• Exercise:
Copy exactly the run of lines that begins at the line with "What does this" and ends at the final line of the entries.

• Material for this task:
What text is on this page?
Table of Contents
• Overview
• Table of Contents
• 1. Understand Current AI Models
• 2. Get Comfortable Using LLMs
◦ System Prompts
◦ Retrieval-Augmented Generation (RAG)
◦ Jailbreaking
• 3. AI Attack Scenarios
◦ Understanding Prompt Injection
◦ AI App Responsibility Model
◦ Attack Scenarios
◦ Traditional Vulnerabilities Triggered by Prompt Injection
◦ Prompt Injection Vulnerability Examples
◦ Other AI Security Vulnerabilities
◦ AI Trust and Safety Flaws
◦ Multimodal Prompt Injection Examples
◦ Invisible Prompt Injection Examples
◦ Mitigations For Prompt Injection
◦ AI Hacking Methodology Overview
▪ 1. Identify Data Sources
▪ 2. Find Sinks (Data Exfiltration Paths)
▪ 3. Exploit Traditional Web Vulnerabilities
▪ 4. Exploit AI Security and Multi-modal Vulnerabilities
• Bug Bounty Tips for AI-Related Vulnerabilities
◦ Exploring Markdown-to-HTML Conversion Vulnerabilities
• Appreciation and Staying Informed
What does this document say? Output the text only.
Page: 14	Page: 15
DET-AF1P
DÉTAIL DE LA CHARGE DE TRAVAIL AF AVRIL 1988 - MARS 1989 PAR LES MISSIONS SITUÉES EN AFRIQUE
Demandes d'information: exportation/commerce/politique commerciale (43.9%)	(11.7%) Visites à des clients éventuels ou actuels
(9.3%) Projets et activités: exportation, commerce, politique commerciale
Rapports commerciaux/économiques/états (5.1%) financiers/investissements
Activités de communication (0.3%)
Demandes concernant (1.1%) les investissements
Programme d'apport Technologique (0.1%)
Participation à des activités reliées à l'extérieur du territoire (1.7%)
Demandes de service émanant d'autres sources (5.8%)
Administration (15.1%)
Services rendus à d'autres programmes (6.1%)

• Worked solution:
What does this document say? Output the text only.
Page: 14	Page: 15
DET-AF1P
DÉTAIL DE LA CHARGE DE TRAVAIL AF AVRIL 1988 - MARS 1989 PAR LES MISSIONS SITUÉES EN AFRIQUE
Demandes d'information: exportation/commerce/politique commerciale (43.9%)	(11.7%) Visites à des clients éventuels ou actuels
(9.3%) Projets et activités: exportation, commerce, politique commerciale
Rapports commerciaux/économiques/états (5.1%) financiers/investissements
Activités de communication (0.3%)
Demandes concernant (1.1%) les investissements
Programme d'apport Technologique (0.1%)
Participation à des activités reliées à l'extérieur du territoire (1.7%)
Demandes de service émanant d'autres sources (5.8%)
Administration (15.1%)
Services rendus à d'autres programmes (6.1%)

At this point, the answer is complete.